======== Dataset entries ========
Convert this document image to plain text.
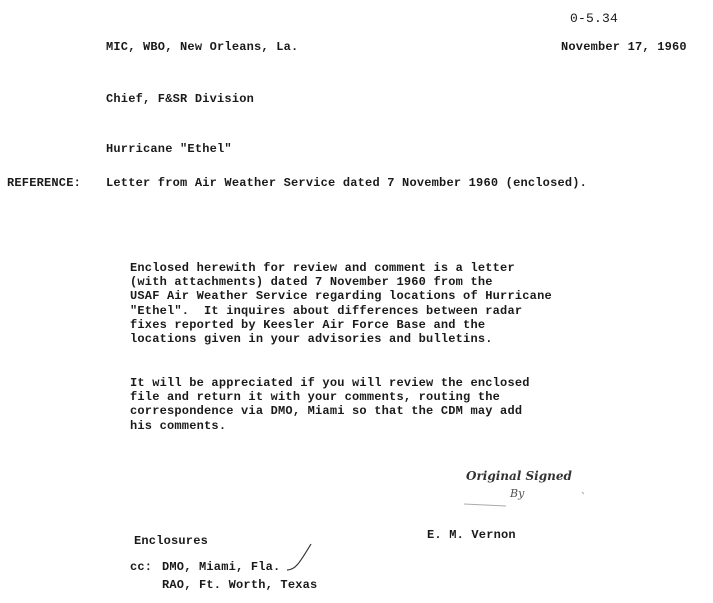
0-5.34
MIC, WBO, New Orleans, La.	November 17, 1960
Chief, F&SR Division
Hurricane "Ethel"
REFERENCE: Letter from Air Weather Service dated 7 November 1960 (enclosed).
Enclosed herewith for review and comment is a letter
(with attachments) dated 7 November 1960 from the
USAF Air Weather Service regarding locations of Hurricane
"Ethel".  It inquires about differences between radar
fixes reported by Keesler Air Force Base and the
locations given in your advisories and bulletins.
It will be appreciated if you will review the enclosed
file and return it with your comments, routing the
correspondence via DMO, Miami so that the CDM may add
his comments.
Original Signed
By
E. M. Vernon
Enclosures
cc: DMO, Miami, Fla.
RAO, Ft. Worth, Texas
========
# Problem details:
Please write out all of the material above without changing a word, and omit any pictures.

# Task output:
Convert this document image to plain text.
0-5.34
MIC, WBO, New Orleans, La.	November 17, 1960
Chief, F&SR Division
Hurricane "Ethel"
REFERENCE: Letter from Air Weather Service dated 7 November 1960 (enclosed).
Enclosed herewith for review and comment is a letter
(with attachments) dated 7 November 1960 from the
USAF Air Weather Service regarding locations of Hurricane
"Ethel".  It inquires about differences between radar
fixes reported by Keesler Air Force Base and the
locations given in your advisories and bulletins.
It will be appreciated if you will review the enclosed
file and return it with your comments, routing the
correspondence via DMO, Miami so that the CDM may add
his comments.
Original Signed
By
E. M. Vernon
Enclosures
cc: DMO, Miami, Fla.
RAO, Ft. Worth, Texas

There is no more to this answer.